• Goal 1:
From the Hitchhiker article, list every edition for which a running length is given, along with that length.
• Goal 2:
Copy the stretch of the Hitchhiker article from "2024 single by" through "the lead track." word for word.

══ Selection

- Normal and digital special edition cover

Single by JO1

from the album Be Classic
- Language: Japanese
- A-side: "Love Seeker"
- Released: May 29, 2024
- Recorded: 2023
- Genre: J-pop
- Length: 12:03 (limited edition A); 12:11 (limited edition B); 12:29 (normal edition); 18:17 (special edition);
- Label: Lapone Entertainment

JO1 singles chronology
| "Tropical Night" (2023) | "Hitchhiker" (2024) | "Where Do We Go" (2024) |

Music video
- "Love Seeker" on YouTube

= Hitchhiker (EP) =

2024 single by JO1

Hitchhiker (stylized in all caps) is an extended play (EP) marketed as the eighth single of Japanese boy band JO1. It also served as the lead single for their first greatest hits album, Be Classic (2025). The EP single includes six songs and was released by Lapone Entertainment in four editions on May 29, 2024, with the Japan Record Excellent Work Award winner "Love Seeker" serving as the lead track.

==Commercial performance==
Hitchiker debuted at number one on Oricon Daily Singles Chart with 415,697 copies sold. The EP single became the group's eight consecutive number-one on the weekly chart with 505,623 copies sold; it was also the fifth single in 2024 that exceeded half a million sales in its first week. Hitchiker also topped the Billboard Japan Top Singles Sales chart with 738,775 copies sold. The EP single marks the group's first Triple Platinum certification by the Recording Industry Association of Japan for more than 750,000 copies in shipments.

==Track listing==
"Love Seeker", "Test Drive" are common tracks 1 and 2 for all editions.

════
══ Material

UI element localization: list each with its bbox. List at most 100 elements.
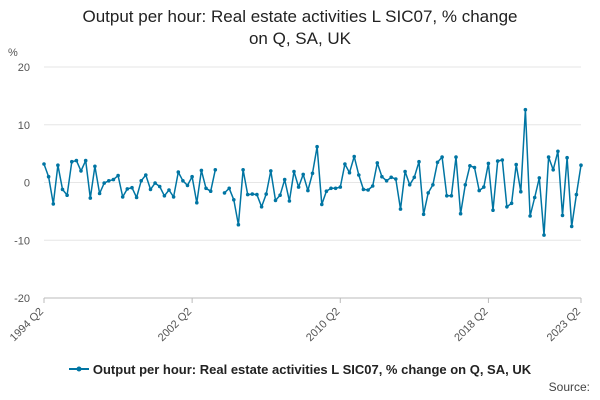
data-point [338,185,343,189]
x-tick-label: 1994 Q2 [8,306,46,344]
data-point [398,207,403,211]
data-point [167,188,171,192]
data-point [324,189,329,193]
data-point [222,191,227,195]
data-point [287,199,292,203]
data-point [394,177,398,181]
data-point [412,175,417,180]
data-point [120,195,125,199]
source-label: Source: [548,380,590,394]
data-point [255,192,259,197]
series-layer [42,107,583,237]
data-point [435,160,440,165]
data-point [153,181,157,185]
data-point [264,192,269,196]
data-point [463,183,468,187]
data-point [380,174,384,179]
data-point [88,196,93,200]
data-point [343,162,347,166]
data-point [426,191,431,195]
data-point [505,205,509,209]
data-point [569,224,574,229]
series-line [223,108,582,236]
data-point [292,169,296,174]
data-point [51,202,56,206]
chart-title-line-2: on Q, SA, UK [248,29,352,48]
data-point [208,189,213,193]
data-point [579,163,583,167]
data-point [417,159,421,164]
chart-title-line-1: Output per hour: Real estate activities … [82,7,518,26]
data-point [352,154,357,159]
data-point [70,159,74,164]
data-point [509,201,514,206]
data-point [361,187,366,192]
data-point [42,162,46,166]
x-tick-label: 2018 Q2 [452,306,490,344]
data-point [269,169,273,173]
data-point [551,168,555,172]
data-point [241,168,245,172]
data-point [431,183,435,187]
data-point [407,183,412,187]
data-point [190,174,194,179]
x-axis: 1994 Q2 2002 Q2 2010 Q2 2018 Q2 2023 Q2 [8,297,583,344]
data-point [375,161,380,165]
data-point [245,192,250,197]
data-point [213,168,218,172]
data-point [301,172,306,177]
data-point [528,214,532,218]
data-point [259,205,264,209]
data-point [134,195,139,200]
data-point [227,186,231,191]
data-point [60,187,65,192]
data-point [282,177,287,182]
data-point [320,202,324,207]
data-point [500,158,505,162]
y-tick-label: -20 [14,293,30,305]
data-point [329,186,333,191]
data-point [440,155,444,159]
data-point [445,194,449,198]
data-point [139,179,143,183]
legend: Output per hour: Real estate activities … [0,362,600,377]
data-point [144,173,148,177]
data-point [83,158,88,163]
y-tick-label: 20 [18,62,30,74]
data-point [310,171,315,176]
data-point [93,164,97,169]
data-point [370,184,375,188]
data-point [477,188,482,193]
chart-title: Output per hour: Real estate activities … [0,6,600,50]
gridlines [44,66,581,299]
legend-swatch-icon [68,366,89,372]
data-point [486,161,491,166]
data-point [236,222,241,227]
data-point [296,185,301,189]
data-point [495,159,500,163]
y-tick-label: 0 [24,178,30,190]
data-point [157,184,162,189]
y-tick-label: 10 [18,120,30,132]
data-point [102,181,106,185]
data-point [472,165,477,170]
data-point [232,198,236,202]
data-point [458,211,463,216]
data-point [278,193,282,197]
data-point [449,194,454,198]
data-point [185,183,190,188]
data-point [204,186,208,191]
data-point [574,192,579,197]
data-point [56,163,60,167]
data-point [468,164,472,168]
data-point [116,173,120,178]
data-point [111,177,116,182]
data-point [384,179,389,183]
data-point [195,200,199,205]
data-point [181,179,185,183]
data-point [357,173,361,177]
data-point [347,170,352,175]
data-point [171,195,176,199]
data-point [491,208,495,212]
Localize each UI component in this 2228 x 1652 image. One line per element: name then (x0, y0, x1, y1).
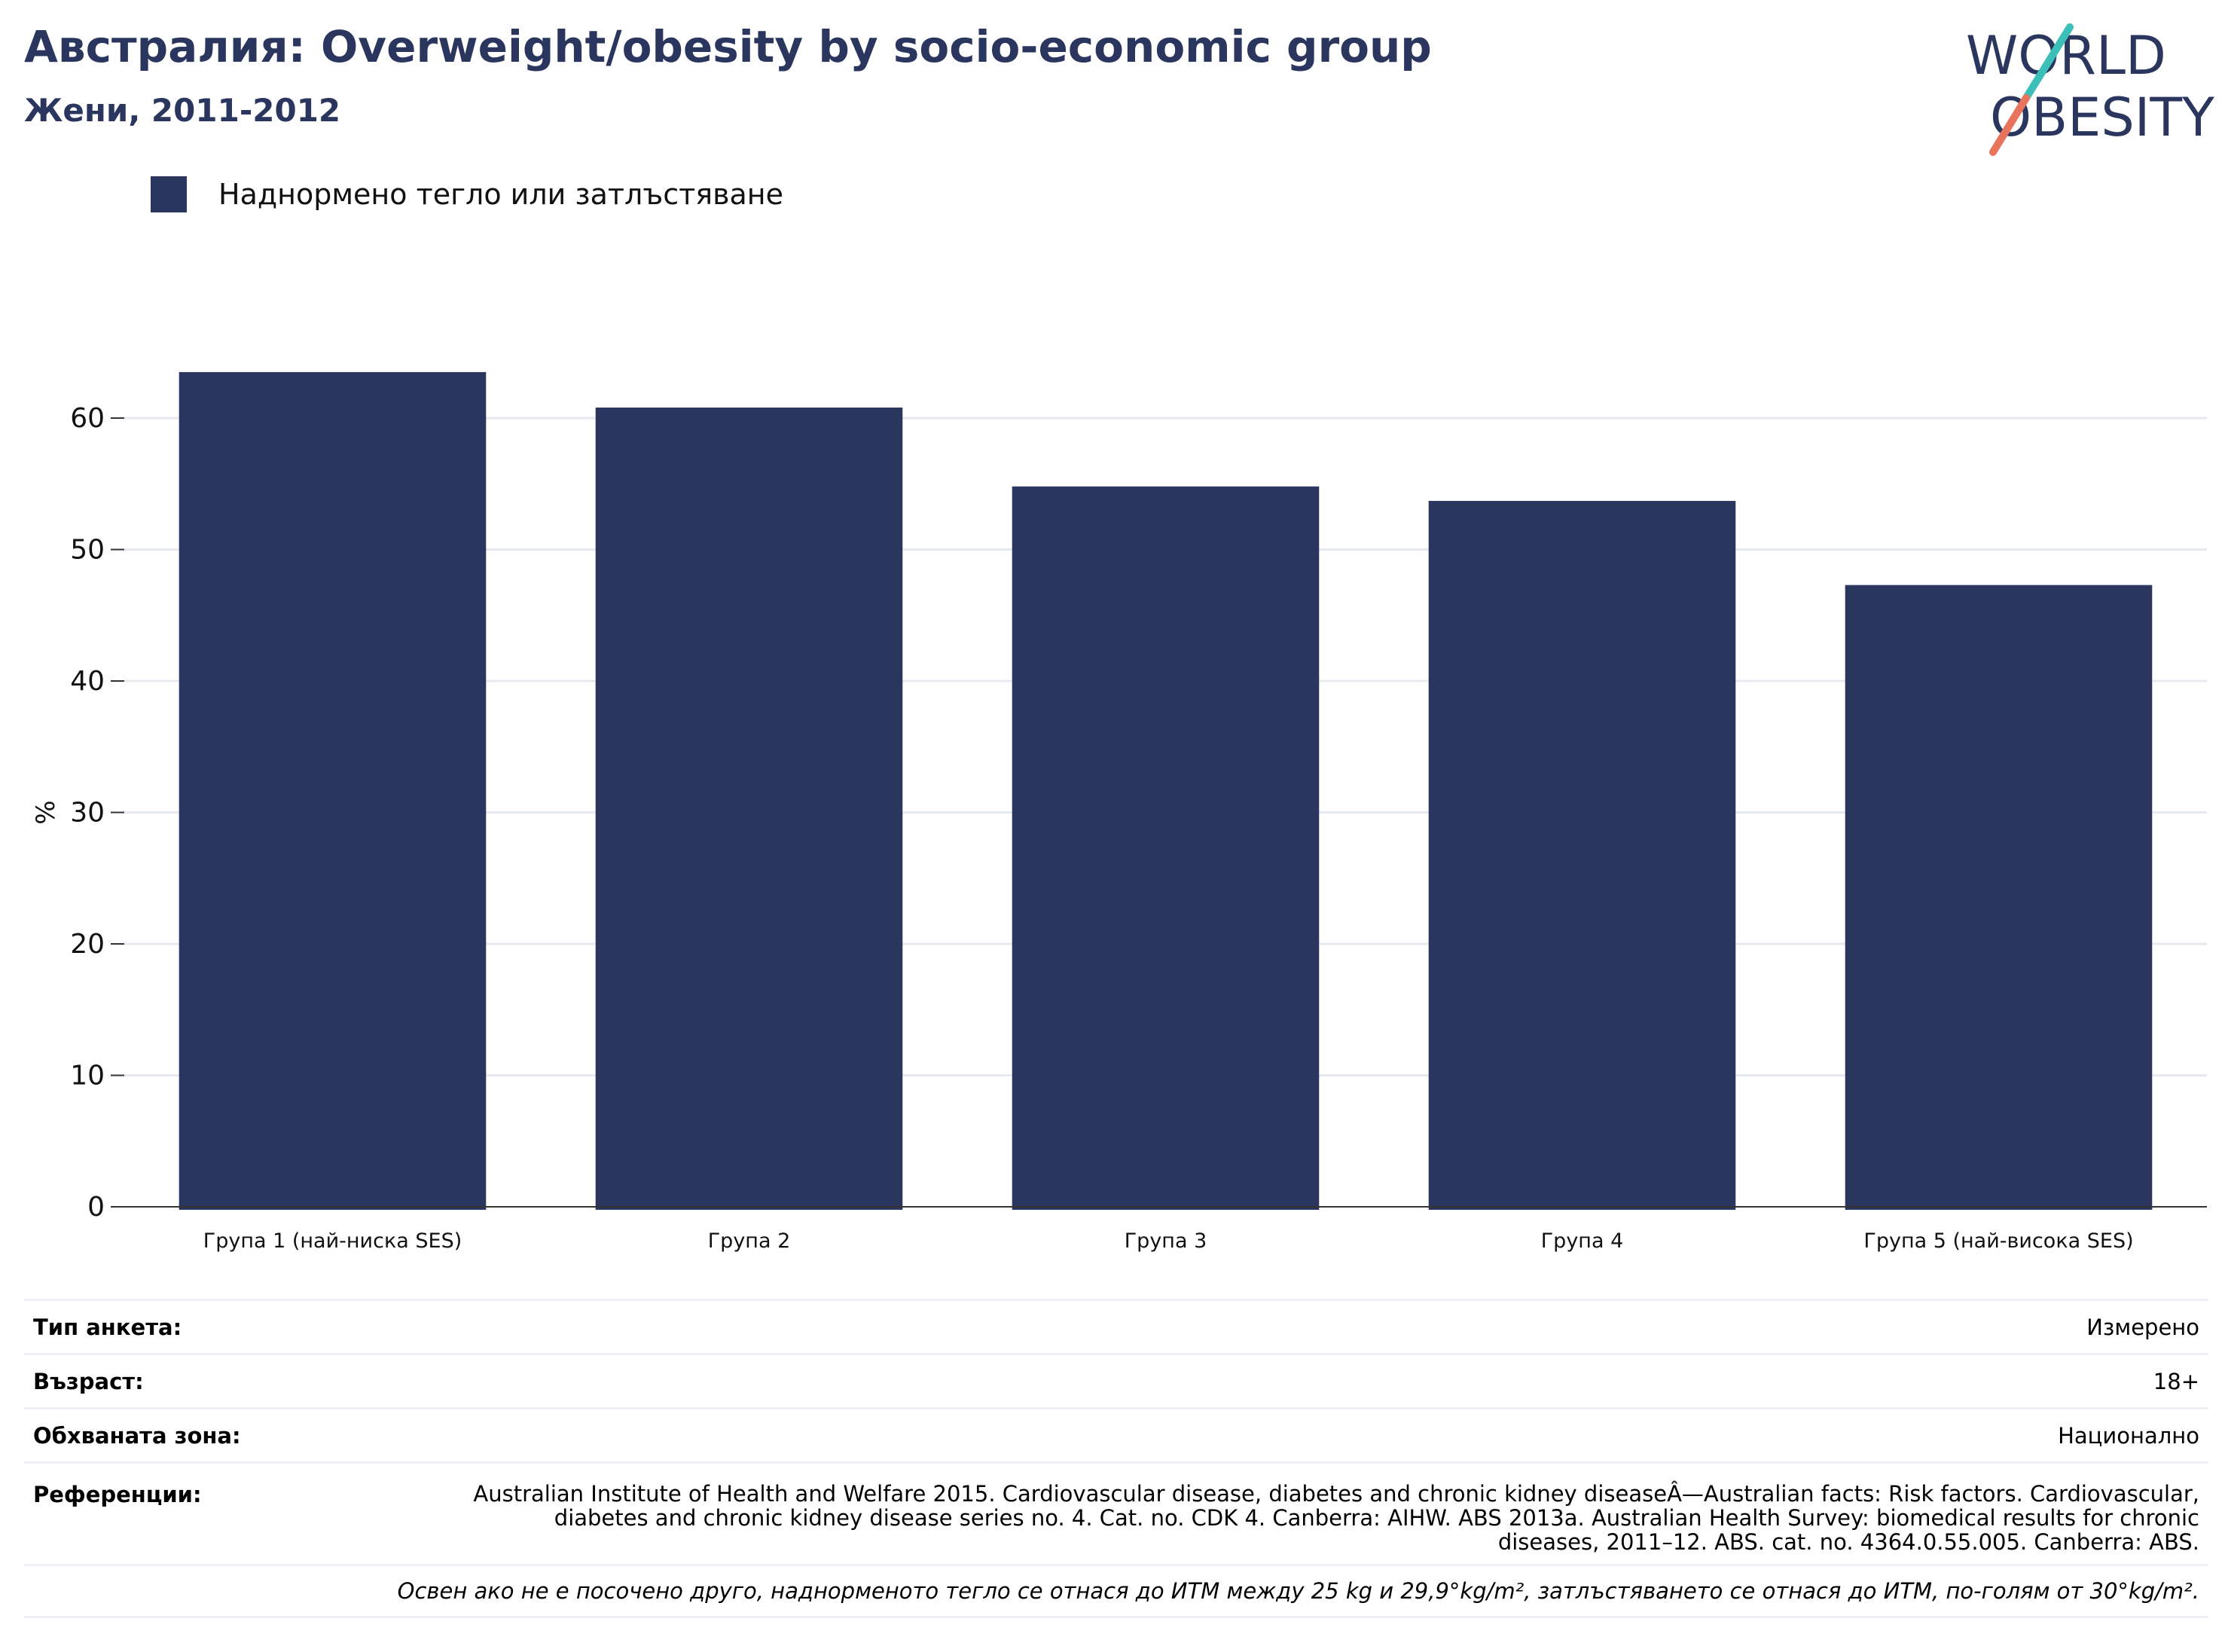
y-tick-label: 40 (70, 666, 105, 697)
meta-row-references: Референции: Australian Institute of Heal… (24, 1461, 2208, 1564)
bar (1428, 500, 1736, 1210)
bar-layer (179, 371, 2153, 1210)
y-tick-label: 30 (70, 798, 105, 829)
meta-value-area: Национално (2058, 1422, 2199, 1449)
bar (595, 408, 903, 1210)
meta-value-age: 18+ (2153, 1368, 2199, 1394)
meta-value-references: Australian Institute of Health and Welfa… (473, 1481, 2199, 1555)
x-tick-label: Група 2 (708, 1229, 791, 1253)
meta-value-survey-type: Измерено (2086, 1314, 2199, 1340)
meta-row-note: Освен ако не е посочено друго, наднормен… (24, 1564, 2208, 1618)
meta-row-survey-type: Тип анкета: Измерено (24, 1299, 2208, 1353)
x-tick-label: Група 4 (1541, 1229, 1624, 1253)
x-tick-label: Група 3 (1125, 1229, 1207, 1253)
x-tick-label: Група 1 (най-ниска SES) (203, 1229, 462, 1253)
chart-title: Австралия: Overweight/obesity by socio-e… (24, 21, 1432, 72)
world-obesity-logo: WORLD OBESITY (1966, 23, 2214, 156)
bar (179, 371, 487, 1210)
metadata-table: Тип анкета: Измерено Възраст: 18+ Обхван… (24, 1299, 2208, 1618)
bar (1845, 585, 2153, 1210)
legend-label: Наднормено тегло или затлъстяване (218, 178, 783, 211)
y-tick-label: 50 (70, 535, 105, 566)
bar-chart: 0 10 20 30 40 50 60 Група 1 (най-ниска SES) Груп… (31, 371, 2207, 1253)
legend: Наднормено тегло или затлъстяване (151, 175, 783, 214)
y-axis-label: % (31, 800, 61, 824)
y-tick-label: 20 (70, 929, 105, 960)
definition-note: Освен ако не е посочено друго, наднормен… (397, 1578, 2199, 1604)
legend-swatch (151, 176, 187, 212)
y-tick-label: 60 (70, 403, 105, 434)
logo-slash-bottom (1989, 94, 2030, 156)
y-tick-label: 0 (87, 1192, 105, 1223)
meta-row-area: Обхваната зона: Национално (24, 1407, 2208, 1461)
meta-label-survey-type: Тип анкета: (33, 1314, 182, 1340)
x-tick-label: Група 5 (най-висока SES) (1863, 1229, 2133, 1253)
logo-slash-top (2022, 23, 2074, 102)
axis-layer: 0 10 20 30 40 50 60 Група 1 (най-ниска SES) Груп… (70, 403, 2207, 1253)
chart-subtitle: Жени, 2011-2012 (24, 92, 341, 129)
meta-label-area: Обхваната зона: (33, 1422, 241, 1449)
meta-row-age: Възраст: 18+ (24, 1353, 2208, 1407)
y-tick-label: 10 (70, 1061, 105, 1092)
meta-label-references: Референции: (33, 1482, 202, 1507)
bar (1012, 486, 1320, 1210)
meta-label-age: Възраст: (33, 1368, 144, 1394)
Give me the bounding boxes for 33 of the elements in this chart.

════

• Full solution 1:
- Limited edition A: 12:03
- Limited edition B: 12:11
- Normal edition: 12:29
- Special edition: 18:17

• Full solution 2:
2024 single by JO1

Hitchhiker (stylized in all caps) is an extended play (EP) marketed as the eighth single of Japanese boy band JO1. It also served as the lead single for their first greatest hits album, Be Classic (2025). The EP single includes six songs and was released by Lapone Entertainment in four editions on May 29, 2024, with the Japan Record Excellent Work Award winner "Love Seeker" serving as the lead track.